• **WHAT YOU ARE ASKED TO DO**: Every entry below must appear again, exactly as written.

• **INFORMATION GIVEN**:
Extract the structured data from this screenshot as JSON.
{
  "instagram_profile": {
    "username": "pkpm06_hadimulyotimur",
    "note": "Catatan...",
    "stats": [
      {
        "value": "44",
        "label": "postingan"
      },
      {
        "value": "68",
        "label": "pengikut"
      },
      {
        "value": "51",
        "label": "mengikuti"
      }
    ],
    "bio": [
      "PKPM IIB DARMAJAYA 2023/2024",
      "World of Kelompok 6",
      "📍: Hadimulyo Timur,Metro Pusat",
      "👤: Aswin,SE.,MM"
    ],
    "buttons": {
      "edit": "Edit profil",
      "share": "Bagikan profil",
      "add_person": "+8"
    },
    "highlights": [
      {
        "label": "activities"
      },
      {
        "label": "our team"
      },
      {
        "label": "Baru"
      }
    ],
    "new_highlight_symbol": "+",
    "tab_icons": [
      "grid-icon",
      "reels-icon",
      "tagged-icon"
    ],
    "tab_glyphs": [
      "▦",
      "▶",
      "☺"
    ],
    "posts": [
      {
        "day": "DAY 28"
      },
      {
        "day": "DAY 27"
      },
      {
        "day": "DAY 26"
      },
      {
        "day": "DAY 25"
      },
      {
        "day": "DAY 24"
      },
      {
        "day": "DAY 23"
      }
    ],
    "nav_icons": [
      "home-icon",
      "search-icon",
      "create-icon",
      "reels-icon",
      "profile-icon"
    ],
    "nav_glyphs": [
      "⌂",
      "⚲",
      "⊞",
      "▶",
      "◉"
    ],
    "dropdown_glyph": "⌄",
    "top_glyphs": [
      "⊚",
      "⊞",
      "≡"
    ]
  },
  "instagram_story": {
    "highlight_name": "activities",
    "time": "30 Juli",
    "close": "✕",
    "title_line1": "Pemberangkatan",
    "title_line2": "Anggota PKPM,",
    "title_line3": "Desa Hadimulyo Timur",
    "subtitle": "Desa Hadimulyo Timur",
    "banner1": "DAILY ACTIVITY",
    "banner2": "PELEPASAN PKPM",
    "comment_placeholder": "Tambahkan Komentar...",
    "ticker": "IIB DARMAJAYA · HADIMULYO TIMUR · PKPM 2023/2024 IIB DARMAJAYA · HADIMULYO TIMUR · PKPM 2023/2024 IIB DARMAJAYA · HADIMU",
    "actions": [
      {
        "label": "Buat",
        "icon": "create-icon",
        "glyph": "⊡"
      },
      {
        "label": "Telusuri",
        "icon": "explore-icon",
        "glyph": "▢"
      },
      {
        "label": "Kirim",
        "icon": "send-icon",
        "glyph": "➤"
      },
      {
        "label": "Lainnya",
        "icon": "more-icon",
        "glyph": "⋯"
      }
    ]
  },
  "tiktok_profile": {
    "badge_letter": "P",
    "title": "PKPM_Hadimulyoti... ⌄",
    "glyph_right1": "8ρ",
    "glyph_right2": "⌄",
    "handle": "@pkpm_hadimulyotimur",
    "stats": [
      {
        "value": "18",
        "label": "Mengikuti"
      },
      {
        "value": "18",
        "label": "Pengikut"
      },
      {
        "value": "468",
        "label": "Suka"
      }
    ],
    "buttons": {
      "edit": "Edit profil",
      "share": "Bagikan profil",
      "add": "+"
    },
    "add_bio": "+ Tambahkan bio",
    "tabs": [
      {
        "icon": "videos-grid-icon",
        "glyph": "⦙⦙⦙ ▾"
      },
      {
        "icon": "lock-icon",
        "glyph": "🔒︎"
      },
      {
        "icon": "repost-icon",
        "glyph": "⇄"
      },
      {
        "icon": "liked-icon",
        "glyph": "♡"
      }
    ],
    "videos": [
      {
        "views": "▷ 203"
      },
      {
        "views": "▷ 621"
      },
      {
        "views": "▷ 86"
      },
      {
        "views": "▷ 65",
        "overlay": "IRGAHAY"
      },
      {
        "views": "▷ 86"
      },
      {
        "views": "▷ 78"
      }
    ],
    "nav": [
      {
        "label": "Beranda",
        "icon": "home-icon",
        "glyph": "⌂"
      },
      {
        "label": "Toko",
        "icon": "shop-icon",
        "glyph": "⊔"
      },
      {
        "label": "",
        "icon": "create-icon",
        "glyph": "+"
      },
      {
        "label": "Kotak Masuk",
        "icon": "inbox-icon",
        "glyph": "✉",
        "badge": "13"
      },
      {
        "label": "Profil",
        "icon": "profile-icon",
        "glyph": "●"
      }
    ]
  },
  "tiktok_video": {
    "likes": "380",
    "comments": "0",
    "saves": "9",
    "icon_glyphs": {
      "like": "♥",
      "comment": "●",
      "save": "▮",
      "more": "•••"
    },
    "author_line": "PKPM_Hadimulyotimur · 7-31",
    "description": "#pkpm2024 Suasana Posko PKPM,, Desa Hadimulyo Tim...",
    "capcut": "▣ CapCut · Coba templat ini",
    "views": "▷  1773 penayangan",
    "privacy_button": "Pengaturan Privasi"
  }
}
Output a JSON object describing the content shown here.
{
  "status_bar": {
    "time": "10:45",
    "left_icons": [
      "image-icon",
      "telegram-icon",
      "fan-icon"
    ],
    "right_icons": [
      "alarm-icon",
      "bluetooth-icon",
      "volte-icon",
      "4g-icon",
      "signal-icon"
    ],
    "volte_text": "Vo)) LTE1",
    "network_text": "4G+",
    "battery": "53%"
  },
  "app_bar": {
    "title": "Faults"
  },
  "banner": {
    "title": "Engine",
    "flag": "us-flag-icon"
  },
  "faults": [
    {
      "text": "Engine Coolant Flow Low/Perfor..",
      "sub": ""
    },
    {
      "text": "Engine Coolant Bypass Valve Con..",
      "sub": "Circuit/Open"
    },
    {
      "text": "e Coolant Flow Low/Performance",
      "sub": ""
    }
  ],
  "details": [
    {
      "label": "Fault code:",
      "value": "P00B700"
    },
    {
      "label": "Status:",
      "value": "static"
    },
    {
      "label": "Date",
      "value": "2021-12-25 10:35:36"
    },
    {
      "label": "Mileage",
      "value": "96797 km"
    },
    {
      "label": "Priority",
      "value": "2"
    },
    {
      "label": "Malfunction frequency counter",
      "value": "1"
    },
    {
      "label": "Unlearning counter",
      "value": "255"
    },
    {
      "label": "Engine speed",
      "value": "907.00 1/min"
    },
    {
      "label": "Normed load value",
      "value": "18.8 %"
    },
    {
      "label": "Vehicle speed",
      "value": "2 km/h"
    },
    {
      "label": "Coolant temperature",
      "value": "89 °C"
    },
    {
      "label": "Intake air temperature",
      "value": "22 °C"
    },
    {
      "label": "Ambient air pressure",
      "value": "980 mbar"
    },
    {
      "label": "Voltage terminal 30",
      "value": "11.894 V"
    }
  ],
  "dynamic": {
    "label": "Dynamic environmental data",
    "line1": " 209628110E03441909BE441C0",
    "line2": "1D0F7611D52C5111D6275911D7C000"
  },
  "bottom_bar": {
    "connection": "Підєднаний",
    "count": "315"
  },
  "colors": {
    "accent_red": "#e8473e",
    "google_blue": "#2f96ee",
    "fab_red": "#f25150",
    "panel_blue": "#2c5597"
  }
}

• **RESULT OF THE EXERCISE**:
Extract the structured data from this screenshot as JSON.
{
  "instagram_profile": {
    "username": "pkpm06_hadimulyotimur",
    "note": "Catatan...",
    "stats": [
      {
        "value": "44",
        "label": "postingan"
      },
      {
        "value": "68",
        "label": "pengikut"
      },
      {
        "value": "51",
        "label": "mengikuti"
      }
    ],
    "bio": [
      "PKPM IIB DARMAJAYA 2023/2024",
      "World of Kelompok 6",
      "📍: Hadimulyo Timur,Metro Pusat",
      "👤: Aswin,SE.,MM"
    ],
    "buttons": {
      "edit": "Edit profil",
      "share": "Bagikan profil",
      "add_person": "+8"
    },
    "highlights": [
      {
        "label": "activities"
      },
      {
        "label": "our team"
      },
      {
        "label": "Baru"
      }
    ],
    "new_highlight_symbol": "+",
    "tab_icons": [
      "grid-icon",
      "reels-icon",
      "tagged-icon"
    ],
    "tab_glyphs": [
      "▦",
      "▶",
      "☺"
    ],
    "posts": [
      {
        "day": "DAY 28"
      },
      {
        "day": "DAY 27"
      },
      {
        "day": "DAY 26"
      },
      {
        "day": "DAY 25"
      },
      {
        "day": "DAY 24"
      },
      {
        "day": "DAY 23"
      }
    ],
    "nav_icons": [
      "home-icon",
      "search-icon",
      "create-icon",
      "reels-icon",
      "profile-icon"
    ],
    "nav_glyphs": [
      "⌂",
      "⚲",
      "⊞",
      "▶",
      "◉"
    ],
    "dropdown_glyph": "⌄",
    "top_glyphs": [
      "⊚",
      "⊞",
      "≡"
    ]
  },
  "instagram_story": {
    "highlight_name": "activities",
    "time": "30 Juli",
    "close": "✕",
    "title_line1": "Pemberangkatan",
    "title_line2": "Anggota PKPM,",
    "title_line3": "Desa Hadimulyo Timur",
    "subtitle": "Desa Hadimulyo Timur",
    "banner1": "DAILY ACTIVITY",
    "banner2": "PELEPASAN PKPM",
    "comment_placeholder": "Tambahkan Komentar...",
    "ticker": "IIB DARMAJAYA · HADIMULYO TIMUR · PKPM 2023/2024 IIB DARMAJAYA · HADIMULYO TIMUR · PKPM 2023/2024 IIB DARMAJAYA · HADIMU",
    "actions": [
      {
        "label": "Buat",
        "icon": "create-icon",
        "glyph": "⊡"
      },
      {
        "label": "Telusuri",
        "icon": "explore-icon",
        "glyph": "▢"
      },
      {
        "label": "Kirim",
        "icon": "send-icon",
        "glyph": "➤"
      },
      {
        "label": "Lainnya",
        "icon": "more-icon",
        "glyph": "⋯"
      }
    ]
  },
  "tiktok_profile": {
    "badge_letter": "P",
    "title": "PKPM_Hadimulyoti... ⌄",
    "glyph_right1": "8ρ",
    "glyph_right2": "⌄",
    "handle": "@pkpm_hadimulyotimur",
    "stats": [
      {
        "value": "18",
        "label": "Mengikuti"
      },
      {
        "value": "18",
        "label": "Pengikut"
      },
      {
        "value": "468",
        "label": "Suka"
      }
    ],
    "buttons": {
      "edit": "Edit profil",
      "share": "Bagikan profil",
      "add": "+"
    },
    "add_bio": "+ Tambahkan bio",
    "tabs": [
      {
        "icon": "videos-grid-icon",
        "glyph": "⦙⦙⦙ ▾"
      },
      {
        "icon": "lock-icon",
        "glyph": "🔒︎"
      },
      {
        "icon": "repost-icon",
        "glyph": "⇄"
      },
      {
        "icon": "liked-icon",
        "glyph": "♡"
      }
    ],
    "videos": [
      {
        "views": "▷ 203"
      },
      {
        "views": "▷ 621"
      },
      {
        "views": "▷ 86"
      },
      {
        "views": "▷ 65",
        "overlay": "IRGAHAY"
      },
      {
        "views": "▷ 86"
      },
      {
        "views": "▷ 78"
      }
    ],
    "nav": [
      {
        "label": "Beranda",
        "icon": "home-icon",
        "glyph": "⌂"
      },
      {
        "label": "Toko",
        "icon": "shop-icon",
        "glyph": "⊔"
      },
      {
        "label": "",
        "icon": "create-icon",
        "glyph": "+"
      },
      {
        "label": "Kotak Masuk",
        "icon": "inbox-icon",
        "glyph": "✉",
        "badge": "13"
      },
      {
        "label": "Profil",
        "icon": "profile-icon",
        "glyph": "●"
      }
    ]
  },
  "tiktok_video": {
    "likes": "380",
    "comments": "0",
    "saves": "9",
    "icon_glyphs": {
      "like": "♥",
      "comment": "●",
      "save": "▮",
      "more": "•••"
    },
    "author_line": "PKPM_Hadimulyotimur · 7-31",
    "description": "#pkpm2024 Suasana Posko PKPM,, Desa Hadimulyo Tim...",
    "capcut": "▣ CapCut · Coba templat ini",
    "views": "▷  1773 penayangan",
    "privacy_button": "Pengaturan Privasi"
  }
}
Output a JSON object describing the content shown here.
{
  "status_bar": {
    "time": "10:45",
    "left_icons": [
      "image-icon",
      "telegram-icon",
      "fan-icon"
    ],
    "right_icons": [
      "alarm-icon",
      "bluetooth-icon",
      "volte-icon",
      "4g-icon",
      "signal-icon"
    ],
    "volte_text": "Vo)) LTE1",
    "network_text": "4G+",
    "battery": "53%"
  },
  "app_bar": {
    "title": "Faults"
  },
  "banner": {
    "title": "Engine",
    "flag": "us-flag-icon"
  },
  "faults": [
    {
      "text": "Engine Coolant Flow Low/Perfor..",
      "sub": ""
    },
    {
      "text": "Engine Coolant Bypass Valve Con..",
      "sub": "Circuit/Open"
    },
    {
      "text": "e Coolant Flow Low/Performance",
      "sub": ""
    }
  ],
  "details": [
    {
      "label": "Fault code:",
      "value": "P00B700"
    },
    {
      "label": "Status:",
      "value": "static"
    },
    {
      "label": "Date",
      "value": "2021-12-25 10:35:36"
    },
    {
      "label": "Mileage",
      "value": "96797 km"
    },
    {
      "label": "Priority",
      "value": "2"
    },
    {
      "label": "Malfunction frequency counter",
      "value": "1"
    },
    {
      "label": "Unlearning counter",
      "value": "255"
    },
    {
      "label": "Engine speed",
      "value": "907.00 1/min"
    },
    {
      "label": "Normed load value",
      "value": "18.8 %"
    },
    {
      "label": "Vehicle speed",
      "value": "2 km/h"
    },
    {
      "label": "Coolant temperature",
      "value": "89 °C"
    },
    {
      "label": "Intake air temperature",
      "value": "22 °C"
    },
    {
      "label": "Ambient air pressure",
      "value": "980 mbar"
    },
    {
      "label": "Voltage terminal 30",
      "value": "11.894 V"
    }
  ],
  "dynamic": {
    "label": "Dynamic environmental data",
    "line1": " 209628110E03441909BE441C0",
    "line2": "1D0F7611D52C5111D6275911D7C000"
  },
  "bottom_bar": {
    "connection": "Підєднаний",
    "count": "315"
  },
  "colors": {
    "accent_red": "#e8473e",
    "google_blue": "#2f96ee",
    "fab_red": "#f25150",
    "panel_blue": "#2c5597"
  }
}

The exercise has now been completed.